Which lines hold the string "simple"? Copy every one of them.
>> START Recorded information
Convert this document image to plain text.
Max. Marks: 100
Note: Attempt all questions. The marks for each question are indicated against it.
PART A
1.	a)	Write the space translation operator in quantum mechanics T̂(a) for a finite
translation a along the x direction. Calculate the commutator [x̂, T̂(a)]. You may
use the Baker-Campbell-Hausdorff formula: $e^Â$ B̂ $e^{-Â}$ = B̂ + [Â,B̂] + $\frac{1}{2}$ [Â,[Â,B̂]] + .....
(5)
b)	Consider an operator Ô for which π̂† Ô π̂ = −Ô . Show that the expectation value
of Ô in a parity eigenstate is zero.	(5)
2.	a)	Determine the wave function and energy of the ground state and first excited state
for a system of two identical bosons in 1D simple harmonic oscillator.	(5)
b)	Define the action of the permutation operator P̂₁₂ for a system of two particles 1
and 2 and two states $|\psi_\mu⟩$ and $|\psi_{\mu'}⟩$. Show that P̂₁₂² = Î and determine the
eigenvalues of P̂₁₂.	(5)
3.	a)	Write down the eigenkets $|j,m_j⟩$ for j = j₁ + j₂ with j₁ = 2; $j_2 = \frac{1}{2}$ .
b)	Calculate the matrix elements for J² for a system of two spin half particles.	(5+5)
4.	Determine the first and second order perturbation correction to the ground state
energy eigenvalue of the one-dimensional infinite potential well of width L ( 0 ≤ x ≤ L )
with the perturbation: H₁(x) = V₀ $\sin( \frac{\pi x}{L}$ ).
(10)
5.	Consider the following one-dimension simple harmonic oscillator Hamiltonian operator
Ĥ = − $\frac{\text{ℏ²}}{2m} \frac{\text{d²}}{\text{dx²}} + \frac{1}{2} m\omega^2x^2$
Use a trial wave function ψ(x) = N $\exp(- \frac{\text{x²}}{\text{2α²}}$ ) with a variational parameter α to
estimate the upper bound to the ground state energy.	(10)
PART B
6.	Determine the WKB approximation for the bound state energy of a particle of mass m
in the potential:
>> END Recorded information
→ **Expected answer**:
for a system of two identical bosons in 1D simple harmonic oscillator.	(5)
5.	Consider the following one-dimension simple harmonic oscillator Hamiltonian operator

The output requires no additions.